§ **Instructions to follow**
Without the pictures, can you quote each line below exactly?

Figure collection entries
>>>

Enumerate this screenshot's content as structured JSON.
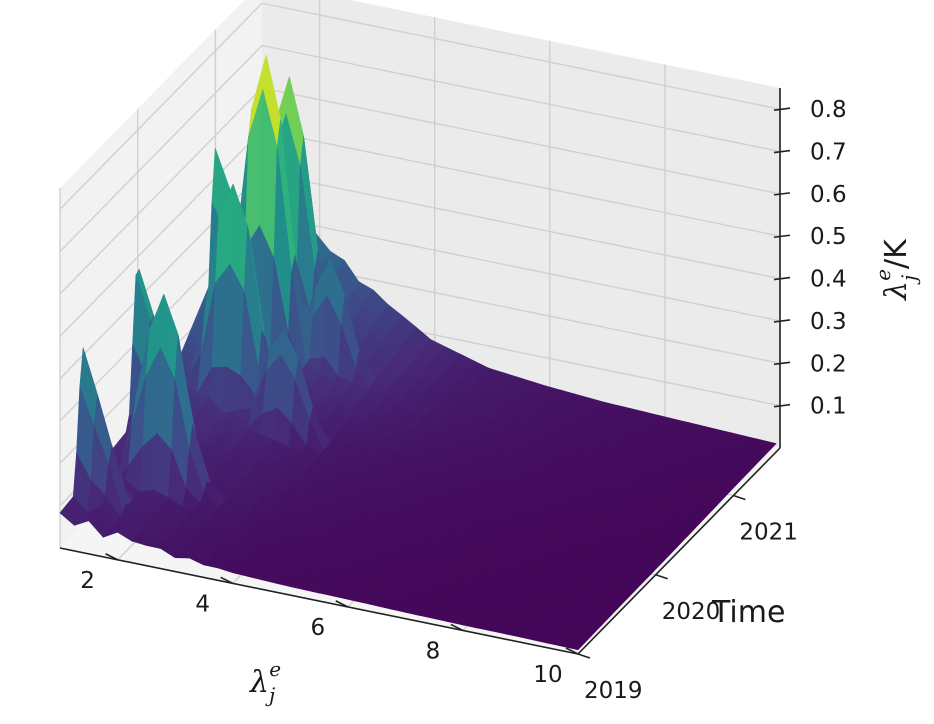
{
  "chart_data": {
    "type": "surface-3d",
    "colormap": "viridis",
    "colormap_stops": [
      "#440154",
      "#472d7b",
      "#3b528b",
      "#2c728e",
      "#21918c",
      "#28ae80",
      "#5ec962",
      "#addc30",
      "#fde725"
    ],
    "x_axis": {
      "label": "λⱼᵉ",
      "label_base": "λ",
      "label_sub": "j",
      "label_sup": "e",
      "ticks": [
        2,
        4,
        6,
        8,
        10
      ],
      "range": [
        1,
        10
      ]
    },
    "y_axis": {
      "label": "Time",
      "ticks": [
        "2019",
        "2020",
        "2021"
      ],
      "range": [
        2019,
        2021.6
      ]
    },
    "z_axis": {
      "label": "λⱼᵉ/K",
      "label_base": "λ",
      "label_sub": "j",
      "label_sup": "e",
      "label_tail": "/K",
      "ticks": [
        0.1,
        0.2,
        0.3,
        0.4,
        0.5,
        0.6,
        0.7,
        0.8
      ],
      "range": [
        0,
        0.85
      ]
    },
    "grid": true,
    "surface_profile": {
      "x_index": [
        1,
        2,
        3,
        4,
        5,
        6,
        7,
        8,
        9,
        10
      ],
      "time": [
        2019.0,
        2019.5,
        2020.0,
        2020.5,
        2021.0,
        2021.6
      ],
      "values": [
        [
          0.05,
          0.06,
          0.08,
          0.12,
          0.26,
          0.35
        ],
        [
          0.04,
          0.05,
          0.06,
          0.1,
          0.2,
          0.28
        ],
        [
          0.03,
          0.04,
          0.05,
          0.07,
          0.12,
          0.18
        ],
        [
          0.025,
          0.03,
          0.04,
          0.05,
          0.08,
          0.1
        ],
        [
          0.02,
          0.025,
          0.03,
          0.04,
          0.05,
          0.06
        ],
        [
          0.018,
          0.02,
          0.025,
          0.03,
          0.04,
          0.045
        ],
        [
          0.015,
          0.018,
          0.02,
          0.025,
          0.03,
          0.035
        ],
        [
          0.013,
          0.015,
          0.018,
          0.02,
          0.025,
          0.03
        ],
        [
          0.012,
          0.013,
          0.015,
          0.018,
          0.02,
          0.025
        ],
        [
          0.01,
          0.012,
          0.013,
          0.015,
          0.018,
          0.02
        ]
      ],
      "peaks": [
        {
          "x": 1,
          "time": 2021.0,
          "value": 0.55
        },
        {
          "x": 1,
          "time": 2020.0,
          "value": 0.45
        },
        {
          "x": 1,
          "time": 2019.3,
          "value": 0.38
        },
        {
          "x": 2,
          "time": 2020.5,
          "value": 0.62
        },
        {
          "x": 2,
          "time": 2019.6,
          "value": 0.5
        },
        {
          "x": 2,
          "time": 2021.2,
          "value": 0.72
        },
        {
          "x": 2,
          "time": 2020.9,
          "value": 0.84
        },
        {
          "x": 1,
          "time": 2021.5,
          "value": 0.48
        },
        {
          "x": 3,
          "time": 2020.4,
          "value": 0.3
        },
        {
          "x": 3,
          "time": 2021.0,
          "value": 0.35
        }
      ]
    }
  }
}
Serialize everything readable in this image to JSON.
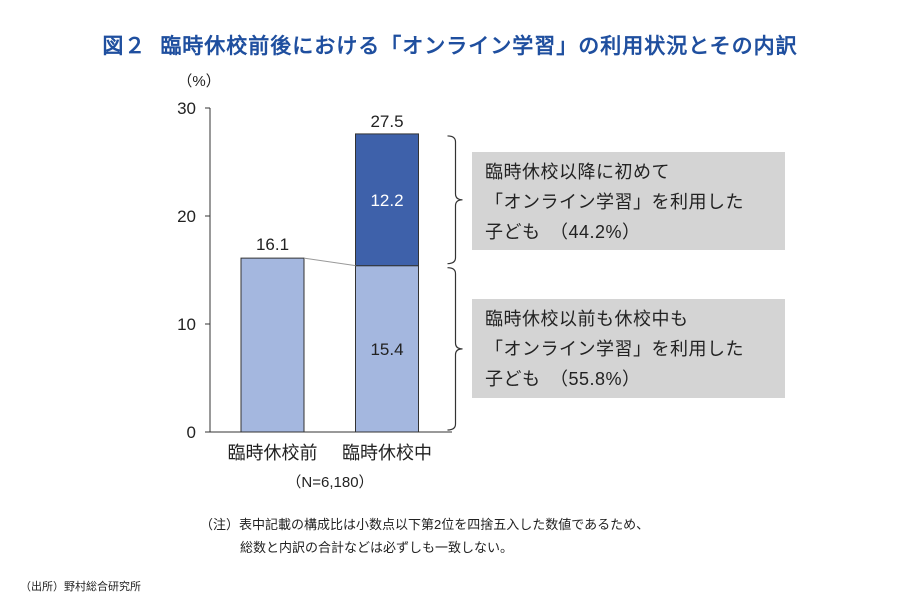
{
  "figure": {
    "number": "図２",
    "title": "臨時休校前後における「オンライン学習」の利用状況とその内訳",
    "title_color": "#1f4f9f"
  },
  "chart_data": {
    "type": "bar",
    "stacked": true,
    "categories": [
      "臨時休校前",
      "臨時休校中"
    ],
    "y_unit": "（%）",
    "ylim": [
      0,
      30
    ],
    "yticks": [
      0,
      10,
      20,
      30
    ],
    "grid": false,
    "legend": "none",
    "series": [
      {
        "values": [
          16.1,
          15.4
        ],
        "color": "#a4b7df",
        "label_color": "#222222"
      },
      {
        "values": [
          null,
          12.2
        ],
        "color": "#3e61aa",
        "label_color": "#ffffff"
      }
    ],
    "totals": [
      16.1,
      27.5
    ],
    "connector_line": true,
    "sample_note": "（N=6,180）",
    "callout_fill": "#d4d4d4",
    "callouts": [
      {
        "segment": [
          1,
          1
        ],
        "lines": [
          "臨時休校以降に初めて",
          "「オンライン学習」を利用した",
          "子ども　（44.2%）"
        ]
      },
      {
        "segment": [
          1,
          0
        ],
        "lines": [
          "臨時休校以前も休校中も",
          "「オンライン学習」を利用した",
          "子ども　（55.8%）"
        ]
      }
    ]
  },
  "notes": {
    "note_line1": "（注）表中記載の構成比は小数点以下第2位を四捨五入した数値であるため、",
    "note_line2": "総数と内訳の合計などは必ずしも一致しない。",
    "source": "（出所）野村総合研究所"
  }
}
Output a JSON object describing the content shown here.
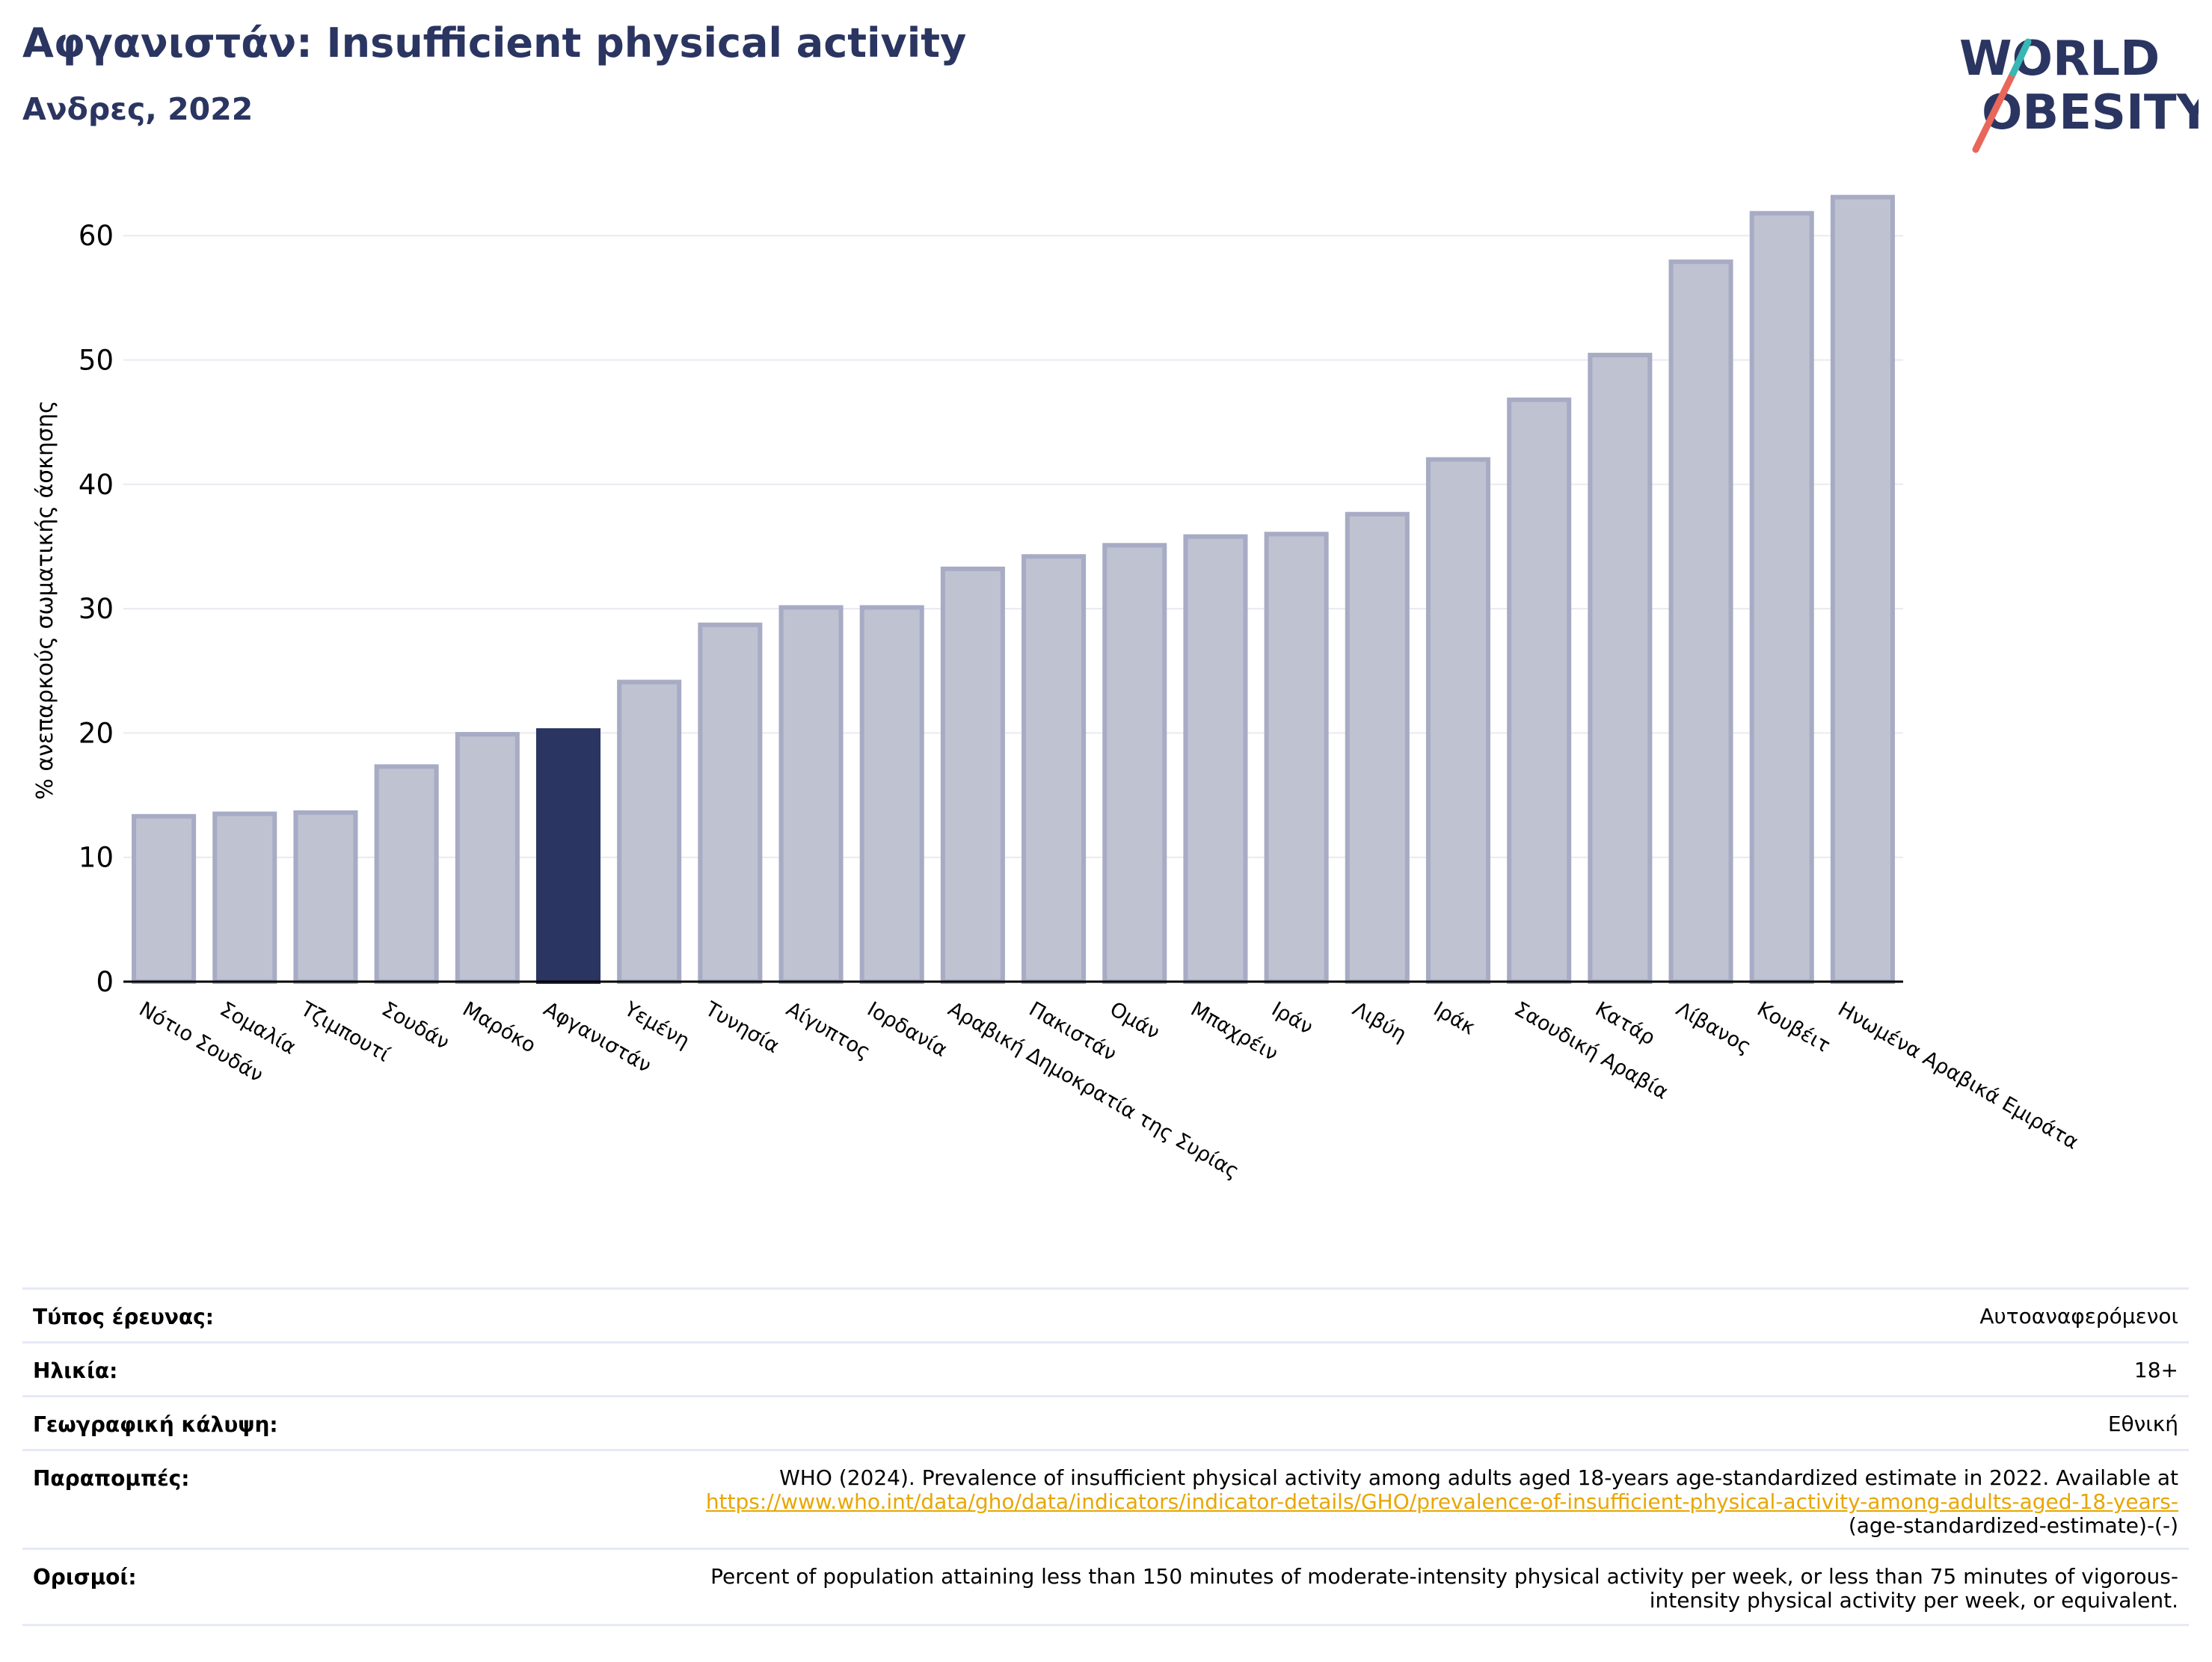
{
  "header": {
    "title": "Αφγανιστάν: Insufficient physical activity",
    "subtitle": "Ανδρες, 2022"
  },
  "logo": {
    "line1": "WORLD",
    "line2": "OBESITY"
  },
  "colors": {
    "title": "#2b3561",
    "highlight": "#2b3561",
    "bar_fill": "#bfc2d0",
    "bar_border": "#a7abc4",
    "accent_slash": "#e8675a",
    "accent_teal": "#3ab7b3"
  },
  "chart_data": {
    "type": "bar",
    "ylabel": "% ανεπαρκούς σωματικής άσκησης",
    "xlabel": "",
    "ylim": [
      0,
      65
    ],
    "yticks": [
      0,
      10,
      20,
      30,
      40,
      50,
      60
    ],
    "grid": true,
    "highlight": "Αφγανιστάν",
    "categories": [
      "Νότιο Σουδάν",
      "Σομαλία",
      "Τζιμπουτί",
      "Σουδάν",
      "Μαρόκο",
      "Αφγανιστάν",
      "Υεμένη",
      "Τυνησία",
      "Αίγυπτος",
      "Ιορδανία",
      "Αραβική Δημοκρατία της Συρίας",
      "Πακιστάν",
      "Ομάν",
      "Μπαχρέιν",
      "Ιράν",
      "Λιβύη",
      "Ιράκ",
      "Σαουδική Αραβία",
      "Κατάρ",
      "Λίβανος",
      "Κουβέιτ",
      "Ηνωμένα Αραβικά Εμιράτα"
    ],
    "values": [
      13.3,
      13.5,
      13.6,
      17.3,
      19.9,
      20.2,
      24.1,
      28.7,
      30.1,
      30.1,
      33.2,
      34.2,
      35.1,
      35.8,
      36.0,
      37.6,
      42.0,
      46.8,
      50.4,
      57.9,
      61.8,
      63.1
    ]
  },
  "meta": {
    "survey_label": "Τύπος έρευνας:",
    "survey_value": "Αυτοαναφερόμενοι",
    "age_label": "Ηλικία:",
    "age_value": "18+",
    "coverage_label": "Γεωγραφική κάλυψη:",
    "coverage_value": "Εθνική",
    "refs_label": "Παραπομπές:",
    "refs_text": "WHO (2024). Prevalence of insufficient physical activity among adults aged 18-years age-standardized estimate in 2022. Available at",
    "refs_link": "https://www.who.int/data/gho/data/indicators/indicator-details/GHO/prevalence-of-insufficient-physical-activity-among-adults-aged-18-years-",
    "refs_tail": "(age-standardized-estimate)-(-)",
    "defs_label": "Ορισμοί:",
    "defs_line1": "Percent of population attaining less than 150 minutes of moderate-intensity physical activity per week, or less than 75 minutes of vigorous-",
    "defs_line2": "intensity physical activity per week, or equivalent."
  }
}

<<<

§ **Task output**
Enumerate this screenshot's content as structured JSON.
{
  "chart_data": {
    "type": "surface-3d",
    "colormap": "viridis",
    "colormap_stops": [
      "#440154",
      "#472d7b",
      "#3b528b",
      "#2c728e",
      "#21918c",
      "#28ae80",
      "#5ec962",
      "#addc30",
      "#fde725"
    ],
    "x_axis": {
      "label": "λⱼᵉ",
      "label_base": "λ",
      "label_sub": "j",
      "label_sup": "e",
      "ticks": [
        2,
        4,
        6,
        8,
        10
      ],
      "range": [
        1,
        10
      ]
    },
    "y_axis": {
      "label": "Time",
      "ticks": [
        "2019",
        "2020",
        "2021"
      ],
      "range": [
        2019,
        2021.6
      ]
    },
    "z_axis": {
      "label": "λⱼᵉ/K",
      "label_base": "λ",
      "label_sub": "j",
      "label_sup": "e",
      "label_tail": "/K",
      "ticks": [
        0.1,
        0.2,
        0.3,
        0.4,
        0.5,
        0.6,
        0.7,
        0.8
      ],
      "range": [
        0,
        0.85
      ]
    },
    "grid": true,
    "surface_profile": {
      "x_index": [
        1,
        2,
        3,
        4,
        5,
        6,
        7,
        8,
        9,
        10
      ],
      "time": [
        2019.0,
        2019.5,
        2020.0,
        2020.5,
        2021.0,
        2021.6
      ],
      "values": [
        [
          0.05,
          0.06,
          0.08,
          0.12,
          0.26,
          0.35
        ],
        [
          0.04,
          0.05,
          0.06,
          0.1,
          0.2,
          0.28
        ],
        [
          0.03,
          0.04,
          0.05,
          0.07,
          0.12,
          0.18
        ],
        [
          0.025,
          0.03,
          0.04,
          0.05,
          0.08,
          0.1
        ],
        [
          0.02,
          0.025,
          0.03,
          0.04,
          0.05,
          0.06
        ],
        [
          0.018,
          0.02,
          0.025,
          0.03,
          0.04,
          0.045
        ],
        [
          0.015,
          0.018,
          0.02,
          0.025,
          0.03,
          0.035
        ],
        [
          0.013,
          0.015,
          0.018,
          0.02,
          0.025,
          0.03
        ],
        [
          0.012,
          0.013,
          0.015,
          0.018,
          0.02,
          0.025
        ],
        [
          0.01,
          0.012,
          0.013,
          0.015,
          0.018,
          0.02
        ]
      ],
      "peaks": [
        {
          "x": 1,
          "time": 2021.0,
          "value": 0.55
        },
        {
          "x": 1,
          "time": 2020.0,
          "value": 0.45
        },
        {
          "x": 1,
          "time": 2019.3,
          "value": 0.38
        },
        {
          "x": 2,
          "time": 2020.5,
          "value": 0.62
        },
        {
          "x": 2,
          "time": 2019.6,
          "value": 0.5
        },
        {
          "x": 2,
          "time": 2021.2,
          "value": 0.72
        },
        {
          "x": 2,
          "time": 2020.9,
          "value": 0.84
        },
        {
          "x": 1,
          "time": 2021.5,
          "value": 0.48
        },
        {
          "x": 3,
          "time": 2020.4,
          "value": 0.3
        },
        {
          "x": 3,
          "time": 2021.0,
          "value": 0.35
        }
      ]
    }
  }
}
Serialize everything readable in this image to JSON.
{
  "figure": {
    "number": "図２",
    "title": "臨時休校前後における「オンライン学習」の利用状況とその内訳",
    "title_color": "#1f4f9f"
  },
  "chart_data": {
    "type": "bar",
    "stacked": true,
    "categories": [
      "臨時休校前",
      "臨時休校中"
    ],
    "y_unit": "（%）",
    "ylim": [
      0,
      30
    ],
    "yticks": [
      0,
      10,
      20,
      30
    ],
    "grid": false,
    "legend": "none",
    "series": [
      {
        "values": [
          16.1,
          15.4
        ],
        "color": "#a4b7df",
        "label_color": "#222222"
      },
      {
        "values": [
          null,
          12.2
        ],
        "color": "#3e61aa",
        "label_color": "#ffffff"
      }
    ],
    "totals": [
      16.1,
      27.5
    ],
    "connector_line": true,
    "sample_note": "（N=6,180）",
    "callout_fill": "#d4d4d4",
    "callouts": [
      {
        "segment": [
          1,
          1
        ],
        "lines": [
          "臨時休校以降に初めて",
          "「オンライン学習」を利用した",
          "子ども　（44.2%）"
        ]
      },
      {
        "segment": [
          1,
          0
        ],
        "lines": [
          "臨時休校以前も休校中も",
          "「オンライン学習」を利用した",
          "子ども　（55.8%）"
        ]
      }
    ]
  },
  "notes": {
    "note_line1": "（注）表中記載の構成比は小数点以下第2位を四捨五入した数値であるため、",
    "note_line2": "総数と内訳の合計などは必ずしも一致しない。",
    "source": "（出所）野村総合研究所"
  }
}
Output a JSON object describing the content shown here.
{
  "header": {
    "title": "Αφγανιστάν: Insufficient physical activity",
    "subtitle": "Ανδρες, 2022"
  },
  "logo": {
    "line1": "WORLD",
    "line2": "OBESITY"
  },
  "colors": {
    "title": "#2b3561",
    "highlight": "#2b3561",
    "bar_fill": "#bfc2d0",
    "bar_border": "#a7abc4",
    "accent_slash": "#e8675a",
    "accent_teal": "#3ab7b3"
  },
  "chart_data": {
    "type": "bar",
    "ylabel": "% ανεπαρκούς σωματικής άσκησης",
    "xlabel": "",
    "ylim": [
      0,
      65
    ],
    "yticks": [
      0,
      10,
      20,
      30,
      40,
      50,
      60
    ],
    "grid": true,
    "highlight": "Αφγανιστάν",
    "categories": [
      "Νότιο Σουδάν",
      "Σομαλία",
      "Τζιμπουτί",
      "Σουδάν",
      "Μαρόκο",
      "Αφγανιστάν",
      "Υεμένη",
      "Τυνησία",
      "Αίγυπτος",
      "Ιορδανία",
      "Αραβική Δημοκρατία της Συρίας",
      "Πακιστάν",
      "Ομάν",
      "Μπαχρέιν",
      "Ιράν",
      "Λιβύη",
      "Ιράκ",
      "Σαουδική Αραβία",
      "Κατάρ",
      "Λίβανος",
      "Κουβέιτ",
      "Ηνωμένα Αραβικά Εμιράτα"
    ],
    "values": [
      13.3,
      13.5,
      13.6,
      17.3,
      19.9,
      20.2,
      24.1,
      28.7,
      30.1,
      30.1,
      33.2,
      34.2,
      35.1,
      35.8,
      36.0,
      37.6,
      42.0,
      46.8,
      50.4,
      57.9,
      61.8,
      63.1
    ]
  },
  "meta": {
    "survey_label": "Τύπος έρευνας:",
    "survey_value": "Αυτοαναφερόμενοι",
    "age_label": "Ηλικία:",
    "age_value": "18+",
    "coverage_label": "Γεωγραφική κάλυψη:",
    "coverage_value": "Εθνική",
    "refs_label": "Παραπομπές:",
    "refs_text": "WHO (2024). Prevalence of insufficient physical activity among adults aged 18-years age-standardized estimate in 2022. Available at",
    "refs_link": "https://www.who.int/data/gho/data/indicators/indicator-details/GHO/prevalence-of-insufficient-physical-activity-among-adults-aged-18-years-",
    "refs_tail": "(age-standardized-estimate)-(-)",
    "defs_label": "Ορισμοί:",
    "defs_line1": "Percent of population attaining less than 150 minutes of moderate-intensity physical activity per week, or less than 75 minutes of vigorous-",
    "defs_line2": "intensity physical activity per week, or equivalent."
  }
}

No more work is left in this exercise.